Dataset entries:

§ §

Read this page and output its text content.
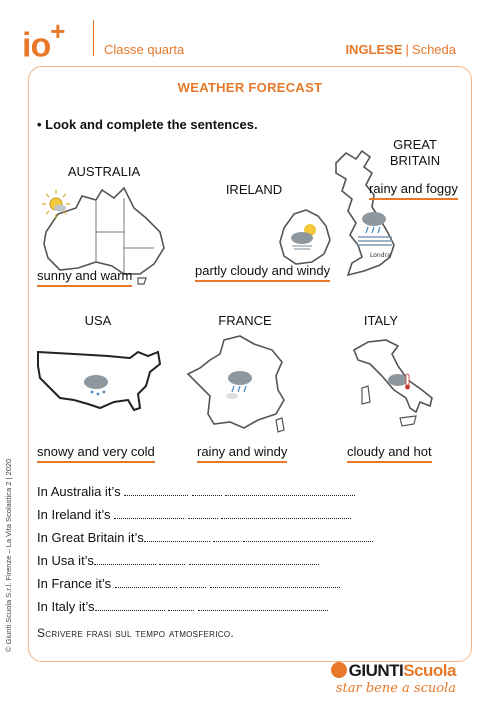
io+
Classe quarta	INGLESE | Scheda
WEATHER FORECAST
• Look and complete the sentences.
AUSTRALIA
sunny and warm
IRELAND
partly cloudy and windy
GREAT
BRITAIN
Londra
rainy and foggy
USA
snowy and very cold
FRANCE
rainy and windy
ITALY
cloudy and hot
In Australia it’s
In Ireland it’s
In Great Britain it’s
In Usa it’s
In France it’s
In Italy it’s
Scrivere frasi sul tempo atmosferico.
© Giunti Scuola S.r.l. Firenze – La Vita Scolastica 2 | 2020
GIUNTIScuola
star bene a scuola
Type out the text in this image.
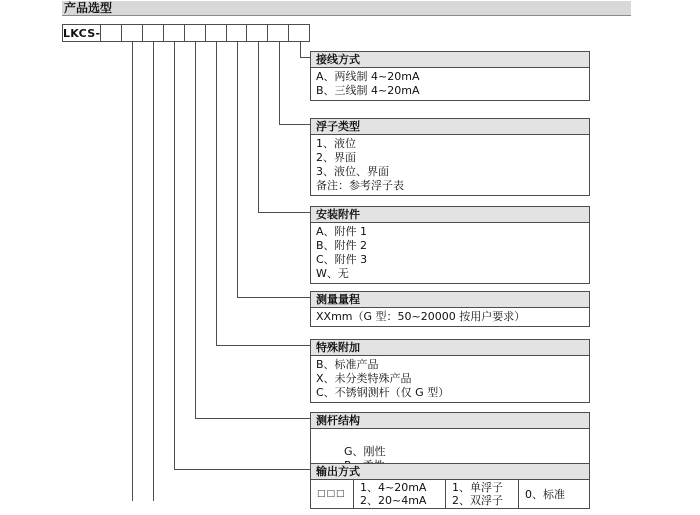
产品选型
LKCS-
接线方式
A、两线制 4~20mA
B、三线制 4~20mA
浮子类型
1、液位
2、界面
3、液位、界面
备注：参考浮子表
安装附件
A、附件 1
B、附件 2
C、附件 3
W、无
测量量程
XXmm（G 型：50~20000 按用户要求）
特殊附加
B、标准产品
X、未分类特殊产品
C、不锈钢测杆（仅 G 型）
测杆结构

G、刚性

输出方式
□□□ 1、4~20mA
2、20~4mA
1、单浮子
2、双浮子	0、标准
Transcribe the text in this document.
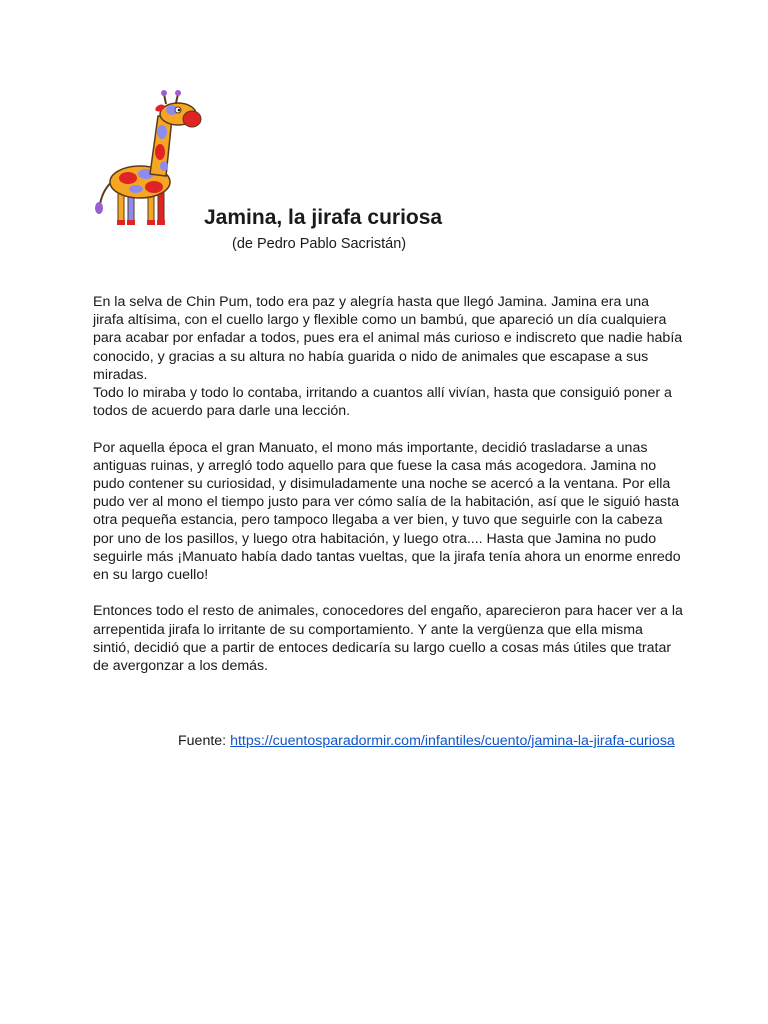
Jamina, la jirafa curiosa
(de Pedro Pablo Sacristán)

En la selva de Chin Pum, todo era paz y alegría hasta que llegó Jamina. Jamina era una jirafa altísima, con el cuello largo y flexible como un bambú, que apareció un día cualquiera para acabar por enfadar a todos, pues era el animal más curioso e indiscreto que nadie había conocido, y gracias a su altura no había guarida o nido de animales que escapase a sus miradas.
Todo lo miraba y todo lo contaba, irritando a cuantos allí vivían, hasta que consiguió poner a todos de acuerdo para darle una lección.

Por aquella época el gran Manuato, el mono más importante, decidió trasladarse a unas antiguas ruinas, y arregló todo aquello para que fuese la casa más acogedora. Jamina no pudo contener su curiosidad, y disimuladamente una noche se acercó a la ventana. Por ella pudo ver al mono el tiempo justo para ver cómo salía de la habitación, así que le siguió hasta otra pequeña estancia, pero tampoco llegaba a ver bien, y tuvo que seguirle con la cabeza por uno de los pasillos, y luego otra habitación, y luego otra.... Hasta que Jamina no pudo seguirle más ¡Manuato había dado tantas vueltas, que la jirafa tenía ahora un enorme enredo en su largo cuello!

Entonces todo el resto de animales, conocedores del engaño, aparecieron para hacer ver a la arrepentida jirafa lo irritante de su comportamiento. Y ante la vergüenza que ella misma sintió, decidió que a partir de entoces dedicaría su largo cuello a cosas más útiles que tratar de avergonzar a los demás.

Fuente: https://cuentosparadormir.com/infantiles/cuento/jamina-la-jirafa-curiosa
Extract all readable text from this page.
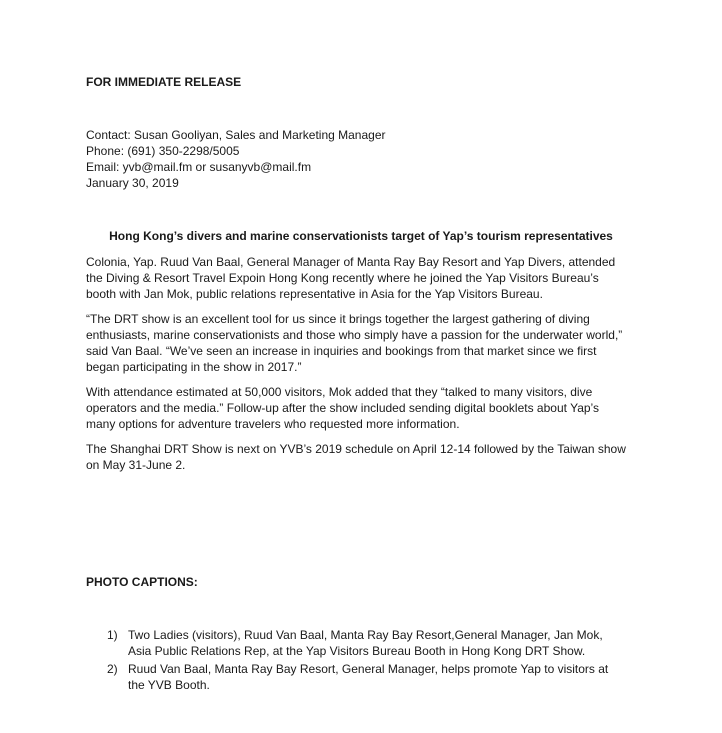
FOR IMMEDIATE RELEASE
Contact: Susan Gooliyan, Sales and Marketing Manager
Phone: (691) 350-2298/5005
Email: yvb@mail.fm or susanyvb@mail.fm
January 30, 2019
Hong Kong’s divers and marine conservationists target of Yap’s tourism representatives

Colonia, Yap. Ruud Van Baal, General Manager of Manta Ray Bay Resort and Yap Divers, attended the Diving & Resort Travel Expoin Hong Kong recently where he joined the Yap Visitors Bureau’s booth with Jan Mok, public relations representative in Asia for the Yap Visitors Bureau.

“The DRT show is an excellent tool for us since it brings together the largest gathering of diving enthusiasts, marine conservationists and those who simply have a passion for the underwater world,” said Van Baal. “We’ve seen an increase in inquiries and bookings from that market since we first began participating in the show in 2017.”

With attendance estimated at 50,000 visitors, Mok added that they “talked to many visitors, dive operators and the media.” Follow-up after the show included sending digital booklets about Yap’s many options for adventure travelers who requested more information.

The Shanghai DRT Show is next on YVB’s 2019 schedule on April 12-14 followed by the Taiwan show on May 31-June 2.

PHOTO CAPTIONS:
1) Two Ladies (visitors), Ruud Van Baal, Manta Ray Bay Resort,General Manager, Jan Mok, Asia Public Relations Rep, at the Yap Visitors Bureau Booth in Hong Kong DRT Show.
2) Ruud Van Baal, Manta Ray Bay Resort, General Manager, helps promote Yap to visitors at the YVB Booth.
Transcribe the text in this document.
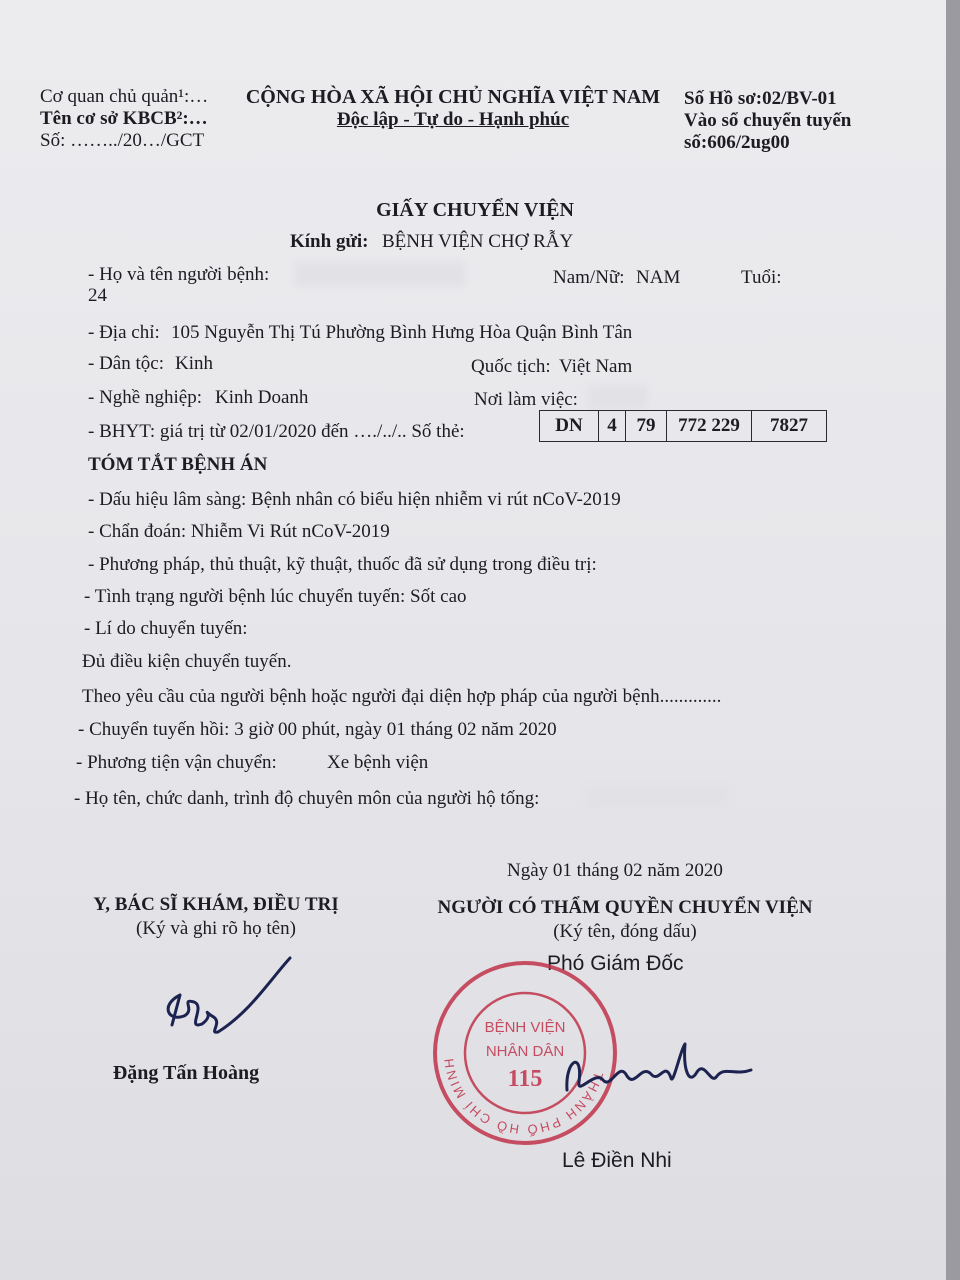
Cơ quan chủ quản¹:…
Tên cơ sở KBCB²:…
Số: ……../20…/GCT
CỘNG HÒA XÃ HỘI CHỦ NGHĨA VIỆT NAM
Độc lập - Tự do - Hạnh phúc
Số Hồ sơ:02/BV-01
Vào sổ chuyển tuyến
số:606/2ug00
GIẤY CHUYỂN VIỆN
Kính gửi: BỆNH VIỆN CHỢ RẪY
- Họ và tên người bệnh:	Nam/Nữ: NAM	Tuổi:
24
- Địa chỉ: 105 Nguyễn Thị Tú Phường Bình Hưng Hòa Quận Bình Tân
- Dân tộc: Kinh	Quốc tịch: Việt Nam
- Nghề nghiệp: Kinh Doanh	Nơi làm việc:
- BHYT: giá trị từ 02/01/2020 đến …./../.. Số thẻ:	DN	4	79	772 229	7827
TÓM TẮT BỆNH ÁN
- Dấu hiệu lâm sàng: Bệnh nhân có biểu hiện nhiễm vi rút nCoV-2019
- Chẩn đoán: Nhiễm Vi Rút nCoV-2019
- Phương pháp, thủ thuật, kỹ thuật, thuốc đã sử dụng trong điều trị:
- Tình trạng người bệnh lúc chuyển tuyến: Sốt cao
- Lí do chuyển tuyến:
Đủ điều kiện chuyển tuyến.
Theo yêu cầu của người bệnh hoặc người đại diện hợp pháp của người bệnh.............
- Chuyển tuyến hồi: 3 giờ 00 phút, ngày 01 tháng 02 năm 2020
- Phương tiện vận chuyển:	Xe bệnh viện
- Họ tên, chức danh, trình độ chuyên môn của người hộ tống:
Ngày 01 tháng 02 năm 2020
Y, BÁC SĨ KHÁM, ĐIỀU TRỊ
(Ký và ghi rõ họ tên)
Đặng Tấn Hoàng
NGƯỜI CÓ THẨM QUYỀN CHUYỂN VIỆN
(Ký tên, đóng dấu)
Phó Giám Đốc
THÀNH PHỐ HỒ CHÍ MINH
BỆNH VIỆN
NHÂN DÂN
115
Lê Điền Nhi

§ §

# [What the task requires]
Extract from the material all lines containing the string "todos".

# [Exercise output]
En la selva de Chin Pum, todo era paz y alegría hasta que llegó Jamina. Jamina era una jirafa altísima, con el cuello largo y flexible como un bambú, que apareció un día cualquiera para acabar por enfadar a todos, pues era el animal más curioso e indiscreto que nadie había conocido, y gracias a su altura no había guarida o nido de animales que escapase a sus miradas.
Todo lo miraba y todo lo contaba, irritando a cuantos allí vivían, hasta que consiguió poner a todos de acuerdo para darle una lección.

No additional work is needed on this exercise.